In the material below, find all lines with the string "Страницы" and copy them.

--- Start of Supplied material ---

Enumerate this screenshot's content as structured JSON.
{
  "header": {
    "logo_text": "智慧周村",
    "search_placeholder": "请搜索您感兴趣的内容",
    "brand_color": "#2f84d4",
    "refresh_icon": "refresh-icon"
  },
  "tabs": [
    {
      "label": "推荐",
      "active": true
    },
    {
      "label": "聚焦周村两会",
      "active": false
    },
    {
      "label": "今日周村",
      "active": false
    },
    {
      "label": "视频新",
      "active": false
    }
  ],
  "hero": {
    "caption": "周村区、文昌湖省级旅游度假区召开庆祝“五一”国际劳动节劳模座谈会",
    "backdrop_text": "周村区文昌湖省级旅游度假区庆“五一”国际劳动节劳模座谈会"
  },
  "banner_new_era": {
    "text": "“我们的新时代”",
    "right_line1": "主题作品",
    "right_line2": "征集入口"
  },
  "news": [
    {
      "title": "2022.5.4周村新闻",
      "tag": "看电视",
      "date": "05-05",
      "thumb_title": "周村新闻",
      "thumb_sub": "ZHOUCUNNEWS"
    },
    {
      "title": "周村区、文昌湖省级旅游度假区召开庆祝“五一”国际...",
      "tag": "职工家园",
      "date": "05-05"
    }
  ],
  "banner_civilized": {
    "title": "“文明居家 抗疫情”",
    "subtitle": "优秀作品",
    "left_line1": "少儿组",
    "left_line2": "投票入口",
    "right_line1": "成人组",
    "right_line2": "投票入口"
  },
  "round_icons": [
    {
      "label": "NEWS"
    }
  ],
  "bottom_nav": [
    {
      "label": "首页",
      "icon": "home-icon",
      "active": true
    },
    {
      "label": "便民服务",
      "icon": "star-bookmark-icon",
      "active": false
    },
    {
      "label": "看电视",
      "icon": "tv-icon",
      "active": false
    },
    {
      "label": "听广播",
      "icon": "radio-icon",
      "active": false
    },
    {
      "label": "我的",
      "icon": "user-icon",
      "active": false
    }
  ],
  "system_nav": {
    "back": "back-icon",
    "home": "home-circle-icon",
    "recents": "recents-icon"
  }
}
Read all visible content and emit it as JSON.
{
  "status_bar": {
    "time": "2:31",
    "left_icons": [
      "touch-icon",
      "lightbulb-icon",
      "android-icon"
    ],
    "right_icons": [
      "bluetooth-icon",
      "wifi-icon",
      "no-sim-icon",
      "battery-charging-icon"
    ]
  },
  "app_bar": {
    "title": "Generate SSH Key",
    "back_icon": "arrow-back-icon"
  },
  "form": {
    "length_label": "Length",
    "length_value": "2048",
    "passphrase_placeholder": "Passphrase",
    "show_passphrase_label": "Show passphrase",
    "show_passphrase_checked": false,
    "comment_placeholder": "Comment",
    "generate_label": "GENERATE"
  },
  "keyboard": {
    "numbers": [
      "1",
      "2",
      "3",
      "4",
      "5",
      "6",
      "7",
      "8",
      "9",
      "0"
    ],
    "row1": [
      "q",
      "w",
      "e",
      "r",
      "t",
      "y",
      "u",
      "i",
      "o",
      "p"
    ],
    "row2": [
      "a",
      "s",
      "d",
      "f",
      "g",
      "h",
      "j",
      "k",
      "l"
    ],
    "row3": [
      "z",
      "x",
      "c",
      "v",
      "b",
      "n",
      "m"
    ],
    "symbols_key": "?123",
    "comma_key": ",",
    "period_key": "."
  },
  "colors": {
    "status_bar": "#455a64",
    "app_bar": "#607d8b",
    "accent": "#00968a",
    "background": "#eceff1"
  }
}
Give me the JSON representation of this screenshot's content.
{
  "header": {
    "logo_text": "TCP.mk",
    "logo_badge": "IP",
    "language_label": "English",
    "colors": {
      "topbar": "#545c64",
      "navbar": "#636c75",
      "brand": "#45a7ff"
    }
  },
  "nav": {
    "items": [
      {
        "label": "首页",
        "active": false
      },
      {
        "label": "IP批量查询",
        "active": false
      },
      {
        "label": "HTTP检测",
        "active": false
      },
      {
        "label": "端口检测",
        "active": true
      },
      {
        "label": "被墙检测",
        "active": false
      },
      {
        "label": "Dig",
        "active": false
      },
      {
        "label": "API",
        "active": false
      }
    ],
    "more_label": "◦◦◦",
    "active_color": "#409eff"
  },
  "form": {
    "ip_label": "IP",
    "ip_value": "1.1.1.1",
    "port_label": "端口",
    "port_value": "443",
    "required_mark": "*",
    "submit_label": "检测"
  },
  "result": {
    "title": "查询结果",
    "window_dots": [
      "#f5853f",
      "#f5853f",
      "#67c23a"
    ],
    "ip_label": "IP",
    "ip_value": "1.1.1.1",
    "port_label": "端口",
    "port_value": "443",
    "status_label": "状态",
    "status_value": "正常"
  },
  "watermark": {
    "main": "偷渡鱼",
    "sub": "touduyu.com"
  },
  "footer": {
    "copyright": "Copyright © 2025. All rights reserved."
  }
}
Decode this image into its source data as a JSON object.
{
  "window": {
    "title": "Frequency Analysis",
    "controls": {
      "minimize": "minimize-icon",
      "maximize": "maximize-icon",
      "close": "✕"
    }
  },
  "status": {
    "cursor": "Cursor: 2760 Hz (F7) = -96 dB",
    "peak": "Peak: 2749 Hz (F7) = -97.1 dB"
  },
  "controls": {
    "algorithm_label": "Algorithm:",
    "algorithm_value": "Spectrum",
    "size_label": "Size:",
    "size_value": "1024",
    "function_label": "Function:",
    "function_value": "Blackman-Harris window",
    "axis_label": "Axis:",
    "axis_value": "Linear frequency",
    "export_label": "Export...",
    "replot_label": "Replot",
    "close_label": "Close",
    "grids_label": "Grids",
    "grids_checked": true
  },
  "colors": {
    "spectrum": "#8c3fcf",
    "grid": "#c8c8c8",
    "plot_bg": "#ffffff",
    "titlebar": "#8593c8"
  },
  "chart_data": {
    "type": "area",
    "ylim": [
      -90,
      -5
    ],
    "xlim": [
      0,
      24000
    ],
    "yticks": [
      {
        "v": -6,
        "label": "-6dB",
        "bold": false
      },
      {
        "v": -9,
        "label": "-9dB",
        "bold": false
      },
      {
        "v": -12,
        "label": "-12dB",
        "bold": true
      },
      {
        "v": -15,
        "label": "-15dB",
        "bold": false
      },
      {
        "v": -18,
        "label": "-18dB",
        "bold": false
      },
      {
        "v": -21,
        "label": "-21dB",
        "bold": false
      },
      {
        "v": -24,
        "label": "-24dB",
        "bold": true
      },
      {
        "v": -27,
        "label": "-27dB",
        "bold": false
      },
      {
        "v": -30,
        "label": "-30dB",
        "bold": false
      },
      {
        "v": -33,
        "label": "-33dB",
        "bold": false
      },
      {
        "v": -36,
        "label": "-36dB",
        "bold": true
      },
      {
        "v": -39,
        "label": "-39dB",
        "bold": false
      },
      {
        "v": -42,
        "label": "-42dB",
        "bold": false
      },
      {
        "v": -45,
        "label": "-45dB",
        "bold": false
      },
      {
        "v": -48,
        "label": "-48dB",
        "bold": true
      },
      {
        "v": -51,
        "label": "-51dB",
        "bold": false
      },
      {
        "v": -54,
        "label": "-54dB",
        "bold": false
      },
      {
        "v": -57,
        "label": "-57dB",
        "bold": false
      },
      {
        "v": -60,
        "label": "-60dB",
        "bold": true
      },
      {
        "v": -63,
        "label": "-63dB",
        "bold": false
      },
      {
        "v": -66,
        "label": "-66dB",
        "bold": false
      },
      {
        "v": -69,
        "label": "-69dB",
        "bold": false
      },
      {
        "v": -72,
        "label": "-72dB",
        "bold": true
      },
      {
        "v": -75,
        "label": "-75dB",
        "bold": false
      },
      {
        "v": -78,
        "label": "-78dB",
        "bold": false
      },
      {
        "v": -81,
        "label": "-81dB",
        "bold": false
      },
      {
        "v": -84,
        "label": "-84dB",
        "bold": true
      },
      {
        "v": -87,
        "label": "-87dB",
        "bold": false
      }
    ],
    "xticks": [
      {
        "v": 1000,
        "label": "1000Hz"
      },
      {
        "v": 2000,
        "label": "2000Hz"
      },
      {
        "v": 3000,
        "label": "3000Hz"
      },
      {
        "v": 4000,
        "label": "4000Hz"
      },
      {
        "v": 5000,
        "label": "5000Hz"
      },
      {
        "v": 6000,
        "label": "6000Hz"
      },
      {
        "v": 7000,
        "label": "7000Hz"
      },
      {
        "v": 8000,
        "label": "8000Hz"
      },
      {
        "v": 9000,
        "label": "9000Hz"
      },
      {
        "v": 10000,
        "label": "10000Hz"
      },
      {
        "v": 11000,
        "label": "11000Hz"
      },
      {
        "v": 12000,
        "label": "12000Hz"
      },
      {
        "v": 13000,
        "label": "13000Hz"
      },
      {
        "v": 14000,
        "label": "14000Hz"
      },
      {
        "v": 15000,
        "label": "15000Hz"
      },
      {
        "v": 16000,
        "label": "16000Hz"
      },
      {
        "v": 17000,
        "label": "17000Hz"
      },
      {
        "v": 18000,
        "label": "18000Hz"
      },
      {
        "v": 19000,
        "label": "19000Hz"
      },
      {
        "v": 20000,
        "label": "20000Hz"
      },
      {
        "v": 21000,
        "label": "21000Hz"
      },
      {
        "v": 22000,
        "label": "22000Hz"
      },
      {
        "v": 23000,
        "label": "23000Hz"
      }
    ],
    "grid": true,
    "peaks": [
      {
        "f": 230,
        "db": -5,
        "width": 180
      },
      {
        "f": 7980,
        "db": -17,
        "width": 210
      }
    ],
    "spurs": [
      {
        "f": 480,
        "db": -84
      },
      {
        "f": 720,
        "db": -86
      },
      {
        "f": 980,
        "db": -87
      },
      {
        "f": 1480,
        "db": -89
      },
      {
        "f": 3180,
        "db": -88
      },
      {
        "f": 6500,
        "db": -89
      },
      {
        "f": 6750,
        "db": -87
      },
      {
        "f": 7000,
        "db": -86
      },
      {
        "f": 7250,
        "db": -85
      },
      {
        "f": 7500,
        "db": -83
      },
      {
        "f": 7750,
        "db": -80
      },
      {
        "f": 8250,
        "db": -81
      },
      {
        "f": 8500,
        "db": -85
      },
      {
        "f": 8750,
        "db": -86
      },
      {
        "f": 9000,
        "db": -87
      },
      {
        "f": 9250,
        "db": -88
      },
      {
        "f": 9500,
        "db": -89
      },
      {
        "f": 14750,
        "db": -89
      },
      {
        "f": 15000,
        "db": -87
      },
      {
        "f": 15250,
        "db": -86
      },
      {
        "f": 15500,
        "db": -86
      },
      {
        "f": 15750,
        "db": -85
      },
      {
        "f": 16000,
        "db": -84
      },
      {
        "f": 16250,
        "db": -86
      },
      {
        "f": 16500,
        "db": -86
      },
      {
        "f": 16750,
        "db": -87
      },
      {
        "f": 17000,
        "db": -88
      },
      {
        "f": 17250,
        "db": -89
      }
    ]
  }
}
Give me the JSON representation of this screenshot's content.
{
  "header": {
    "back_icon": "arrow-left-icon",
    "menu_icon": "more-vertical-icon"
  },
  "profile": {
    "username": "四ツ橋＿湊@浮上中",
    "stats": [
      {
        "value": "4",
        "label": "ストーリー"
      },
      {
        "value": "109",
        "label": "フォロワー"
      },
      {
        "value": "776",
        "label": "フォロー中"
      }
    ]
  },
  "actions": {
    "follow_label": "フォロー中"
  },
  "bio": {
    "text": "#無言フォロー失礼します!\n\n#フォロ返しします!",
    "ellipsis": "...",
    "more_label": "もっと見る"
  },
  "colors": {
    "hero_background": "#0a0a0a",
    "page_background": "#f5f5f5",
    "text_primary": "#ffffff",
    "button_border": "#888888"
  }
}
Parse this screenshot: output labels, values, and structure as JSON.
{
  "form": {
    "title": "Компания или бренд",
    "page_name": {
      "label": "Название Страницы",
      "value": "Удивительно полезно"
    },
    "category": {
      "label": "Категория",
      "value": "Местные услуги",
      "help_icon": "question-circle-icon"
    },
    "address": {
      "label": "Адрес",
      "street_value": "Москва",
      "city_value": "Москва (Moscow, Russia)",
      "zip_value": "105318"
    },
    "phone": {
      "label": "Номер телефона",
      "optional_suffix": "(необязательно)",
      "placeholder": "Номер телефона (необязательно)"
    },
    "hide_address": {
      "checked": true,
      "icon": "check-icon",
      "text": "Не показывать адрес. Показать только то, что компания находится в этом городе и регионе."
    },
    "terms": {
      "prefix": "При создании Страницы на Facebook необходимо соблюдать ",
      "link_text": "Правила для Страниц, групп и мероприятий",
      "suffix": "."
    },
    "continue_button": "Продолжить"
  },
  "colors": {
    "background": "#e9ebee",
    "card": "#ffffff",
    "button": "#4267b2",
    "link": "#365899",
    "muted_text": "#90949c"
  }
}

--- End of Supplied material ---

## [Exercise output]
      "label": "Название Страницы",
      "prefix": "При создании Страницы на Facebook необходимо соблюдать ",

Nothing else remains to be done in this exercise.